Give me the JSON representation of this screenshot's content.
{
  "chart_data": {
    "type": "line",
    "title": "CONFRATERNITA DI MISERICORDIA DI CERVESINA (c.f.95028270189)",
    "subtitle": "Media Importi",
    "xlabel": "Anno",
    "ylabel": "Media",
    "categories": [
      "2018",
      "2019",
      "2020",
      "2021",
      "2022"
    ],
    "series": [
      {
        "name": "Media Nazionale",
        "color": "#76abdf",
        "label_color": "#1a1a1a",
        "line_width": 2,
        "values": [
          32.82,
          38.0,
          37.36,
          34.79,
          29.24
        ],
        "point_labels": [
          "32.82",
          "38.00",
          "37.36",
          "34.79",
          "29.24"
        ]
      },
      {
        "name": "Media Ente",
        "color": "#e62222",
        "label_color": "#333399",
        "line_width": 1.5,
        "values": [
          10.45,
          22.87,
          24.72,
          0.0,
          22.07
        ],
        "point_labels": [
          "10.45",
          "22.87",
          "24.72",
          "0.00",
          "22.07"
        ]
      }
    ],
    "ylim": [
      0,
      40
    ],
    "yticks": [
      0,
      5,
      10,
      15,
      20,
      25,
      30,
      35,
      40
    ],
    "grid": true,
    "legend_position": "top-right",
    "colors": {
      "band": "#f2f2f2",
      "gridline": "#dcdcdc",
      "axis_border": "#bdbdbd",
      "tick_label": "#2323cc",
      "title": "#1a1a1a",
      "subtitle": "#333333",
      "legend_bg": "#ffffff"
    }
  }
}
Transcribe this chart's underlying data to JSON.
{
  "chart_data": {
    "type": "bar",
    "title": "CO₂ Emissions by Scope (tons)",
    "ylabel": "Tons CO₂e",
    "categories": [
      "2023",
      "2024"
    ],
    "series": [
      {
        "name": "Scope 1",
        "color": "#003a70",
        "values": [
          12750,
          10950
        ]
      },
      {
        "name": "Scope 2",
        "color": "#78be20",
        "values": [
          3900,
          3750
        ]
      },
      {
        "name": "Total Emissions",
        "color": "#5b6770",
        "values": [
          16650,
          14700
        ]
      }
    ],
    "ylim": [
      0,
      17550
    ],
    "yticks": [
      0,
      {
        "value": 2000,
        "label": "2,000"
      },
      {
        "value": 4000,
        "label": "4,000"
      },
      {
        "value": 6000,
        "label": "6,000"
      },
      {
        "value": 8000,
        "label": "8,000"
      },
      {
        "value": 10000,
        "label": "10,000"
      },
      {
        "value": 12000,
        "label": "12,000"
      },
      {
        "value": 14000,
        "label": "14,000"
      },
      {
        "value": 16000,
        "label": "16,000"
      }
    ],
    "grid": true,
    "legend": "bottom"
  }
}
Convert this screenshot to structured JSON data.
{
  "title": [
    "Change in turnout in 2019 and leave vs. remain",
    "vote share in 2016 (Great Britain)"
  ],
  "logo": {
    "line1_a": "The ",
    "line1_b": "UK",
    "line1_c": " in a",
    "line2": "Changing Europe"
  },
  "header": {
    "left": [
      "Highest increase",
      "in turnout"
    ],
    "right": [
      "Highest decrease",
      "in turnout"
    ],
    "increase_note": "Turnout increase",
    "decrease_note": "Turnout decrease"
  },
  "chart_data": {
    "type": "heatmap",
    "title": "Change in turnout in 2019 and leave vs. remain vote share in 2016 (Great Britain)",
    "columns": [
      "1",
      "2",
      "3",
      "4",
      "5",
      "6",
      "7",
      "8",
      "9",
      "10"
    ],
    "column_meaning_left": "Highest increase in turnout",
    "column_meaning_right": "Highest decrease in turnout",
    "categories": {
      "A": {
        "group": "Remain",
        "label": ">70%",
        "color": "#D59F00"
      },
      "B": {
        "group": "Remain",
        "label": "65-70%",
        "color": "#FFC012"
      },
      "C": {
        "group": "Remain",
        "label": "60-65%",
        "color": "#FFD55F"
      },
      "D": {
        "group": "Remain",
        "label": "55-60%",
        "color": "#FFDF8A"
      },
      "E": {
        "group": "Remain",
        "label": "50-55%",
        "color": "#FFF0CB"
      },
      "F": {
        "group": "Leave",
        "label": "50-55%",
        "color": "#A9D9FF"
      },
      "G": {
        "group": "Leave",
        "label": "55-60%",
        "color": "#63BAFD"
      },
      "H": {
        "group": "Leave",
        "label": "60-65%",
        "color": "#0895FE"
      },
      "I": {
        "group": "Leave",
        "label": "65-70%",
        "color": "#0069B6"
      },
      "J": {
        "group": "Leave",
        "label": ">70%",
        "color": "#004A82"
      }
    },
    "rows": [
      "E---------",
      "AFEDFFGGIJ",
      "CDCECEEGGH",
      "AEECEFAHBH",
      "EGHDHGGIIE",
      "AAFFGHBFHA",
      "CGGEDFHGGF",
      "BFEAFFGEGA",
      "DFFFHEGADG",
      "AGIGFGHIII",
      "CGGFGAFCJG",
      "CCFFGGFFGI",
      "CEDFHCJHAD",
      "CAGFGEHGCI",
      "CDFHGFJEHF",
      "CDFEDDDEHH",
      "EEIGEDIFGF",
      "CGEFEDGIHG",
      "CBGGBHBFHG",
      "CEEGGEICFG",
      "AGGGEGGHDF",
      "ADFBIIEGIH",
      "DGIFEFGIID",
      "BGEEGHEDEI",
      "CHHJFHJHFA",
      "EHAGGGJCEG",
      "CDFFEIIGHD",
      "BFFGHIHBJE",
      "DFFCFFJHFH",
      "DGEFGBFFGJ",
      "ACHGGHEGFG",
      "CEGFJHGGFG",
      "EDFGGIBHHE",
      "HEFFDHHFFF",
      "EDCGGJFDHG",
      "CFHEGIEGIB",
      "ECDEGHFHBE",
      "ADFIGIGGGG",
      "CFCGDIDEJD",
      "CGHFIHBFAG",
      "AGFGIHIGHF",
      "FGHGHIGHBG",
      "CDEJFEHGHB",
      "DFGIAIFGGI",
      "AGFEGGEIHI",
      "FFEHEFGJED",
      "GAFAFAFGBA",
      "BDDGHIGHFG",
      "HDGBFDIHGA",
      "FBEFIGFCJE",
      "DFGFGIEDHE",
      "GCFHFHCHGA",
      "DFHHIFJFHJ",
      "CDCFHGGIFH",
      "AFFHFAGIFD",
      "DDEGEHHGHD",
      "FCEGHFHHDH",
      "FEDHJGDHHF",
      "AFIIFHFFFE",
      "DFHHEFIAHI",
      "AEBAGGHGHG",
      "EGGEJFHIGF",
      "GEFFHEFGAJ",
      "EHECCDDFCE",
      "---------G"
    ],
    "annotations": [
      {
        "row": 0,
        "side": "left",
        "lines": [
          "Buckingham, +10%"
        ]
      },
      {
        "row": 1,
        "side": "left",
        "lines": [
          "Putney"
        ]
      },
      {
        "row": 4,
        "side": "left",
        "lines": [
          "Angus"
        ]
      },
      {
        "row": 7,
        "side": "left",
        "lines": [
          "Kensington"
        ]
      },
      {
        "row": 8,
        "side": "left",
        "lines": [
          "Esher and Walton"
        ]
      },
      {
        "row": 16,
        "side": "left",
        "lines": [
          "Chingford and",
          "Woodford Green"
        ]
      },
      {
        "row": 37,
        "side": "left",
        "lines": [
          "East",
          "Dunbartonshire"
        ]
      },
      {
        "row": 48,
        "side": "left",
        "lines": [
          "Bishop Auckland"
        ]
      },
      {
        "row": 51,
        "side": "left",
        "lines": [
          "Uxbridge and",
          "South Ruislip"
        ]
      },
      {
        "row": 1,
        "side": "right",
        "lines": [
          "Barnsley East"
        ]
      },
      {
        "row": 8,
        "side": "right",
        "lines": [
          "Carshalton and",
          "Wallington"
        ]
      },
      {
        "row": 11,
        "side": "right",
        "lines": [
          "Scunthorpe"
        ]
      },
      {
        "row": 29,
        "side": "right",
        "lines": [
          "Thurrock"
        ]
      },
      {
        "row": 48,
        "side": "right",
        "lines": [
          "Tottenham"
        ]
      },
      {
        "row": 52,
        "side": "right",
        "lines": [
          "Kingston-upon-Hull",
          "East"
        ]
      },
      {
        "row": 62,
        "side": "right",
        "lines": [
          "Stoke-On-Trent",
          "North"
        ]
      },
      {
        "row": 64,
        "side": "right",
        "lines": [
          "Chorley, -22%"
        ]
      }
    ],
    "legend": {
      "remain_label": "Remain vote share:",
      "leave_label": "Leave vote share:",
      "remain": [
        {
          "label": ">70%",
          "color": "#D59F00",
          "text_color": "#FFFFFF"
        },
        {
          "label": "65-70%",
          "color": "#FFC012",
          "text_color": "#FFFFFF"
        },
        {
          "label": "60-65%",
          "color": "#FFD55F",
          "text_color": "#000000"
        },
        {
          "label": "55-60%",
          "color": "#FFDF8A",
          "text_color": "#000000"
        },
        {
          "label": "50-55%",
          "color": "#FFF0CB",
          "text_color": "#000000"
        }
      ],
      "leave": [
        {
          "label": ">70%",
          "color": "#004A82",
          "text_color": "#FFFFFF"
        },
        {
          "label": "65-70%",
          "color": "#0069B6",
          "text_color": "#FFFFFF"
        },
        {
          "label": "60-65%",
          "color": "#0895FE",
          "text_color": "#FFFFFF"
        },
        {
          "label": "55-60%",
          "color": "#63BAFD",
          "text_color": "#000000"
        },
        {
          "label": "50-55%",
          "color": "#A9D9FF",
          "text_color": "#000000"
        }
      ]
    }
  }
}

━━━━━━━━━━━━━━━━

## [Brief]
Copy out every line of the listing that includes the string "subtitle".

## [The result]
    "subtitle": "Media Importi",
      "subtitle": "#333333",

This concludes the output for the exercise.